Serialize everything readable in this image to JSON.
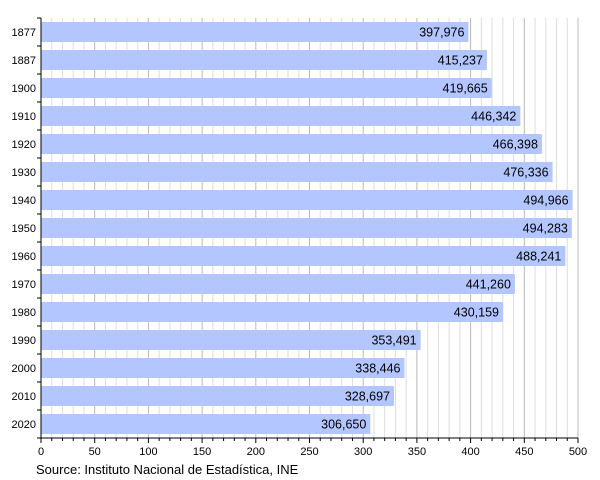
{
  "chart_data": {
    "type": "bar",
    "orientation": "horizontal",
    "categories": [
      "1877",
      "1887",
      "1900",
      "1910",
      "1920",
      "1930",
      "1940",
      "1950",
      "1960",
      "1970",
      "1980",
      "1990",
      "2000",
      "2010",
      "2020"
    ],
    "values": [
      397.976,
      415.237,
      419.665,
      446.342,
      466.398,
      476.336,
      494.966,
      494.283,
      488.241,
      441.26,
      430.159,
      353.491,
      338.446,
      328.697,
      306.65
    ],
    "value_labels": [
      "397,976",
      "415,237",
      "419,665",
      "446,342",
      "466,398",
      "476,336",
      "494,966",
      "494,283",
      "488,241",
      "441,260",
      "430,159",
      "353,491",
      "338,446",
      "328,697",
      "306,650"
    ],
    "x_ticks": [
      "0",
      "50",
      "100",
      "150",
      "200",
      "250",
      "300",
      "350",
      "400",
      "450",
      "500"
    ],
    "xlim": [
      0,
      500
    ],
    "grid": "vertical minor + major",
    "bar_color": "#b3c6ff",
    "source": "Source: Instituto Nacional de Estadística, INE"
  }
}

-=-=-

The listing above must be printed again exactly, minus its pictures.

Serialize everything readable in this image to JSON.
{
  "chart_data": {
    "type": "bar",
    "orientation": "horizontal",
    "categories": [
      "1877",
      "1887",
      "1900",
      "1910",
      "1920",
      "1930",
      "1940",
      "1950",
      "1960",
      "1970",
      "1980",
      "1990",
      "2000",
      "2010",
      "2020"
    ],
    "values": [
      397.976,
      415.237,
      419.665,
      446.342,
      466.398,
      476.336,
      494.966,
      494.283,
      488.241,
      441.26,
      430.159,
      353.491,
      338.446,
      328.697,
      306.65
    ],
    "value_labels": [
      "397,976",
      "415,237",
      "419,665",
      "446,342",
      "466,398",
      "476,336",
      "494,966",
      "494,283",
      "488,241",
      "441,260",
      "430,159",
      "353,491",
      "338,446",
      "328,697",
      "306,650"
    ],
    "x_ticks": [
      "0",
      "50",
      "100",
      "150",
      "200",
      "250",
      "300",
      "350",
      "400",
      "450",
      "500"
    ],
    "xlim": [
      0,
      500
    ],
    "grid": "vertical minor + major",
    "bar_color": "#b3c6ff",
    "source": "Source: Instituto Nacional de Estadística, INE"
  }
}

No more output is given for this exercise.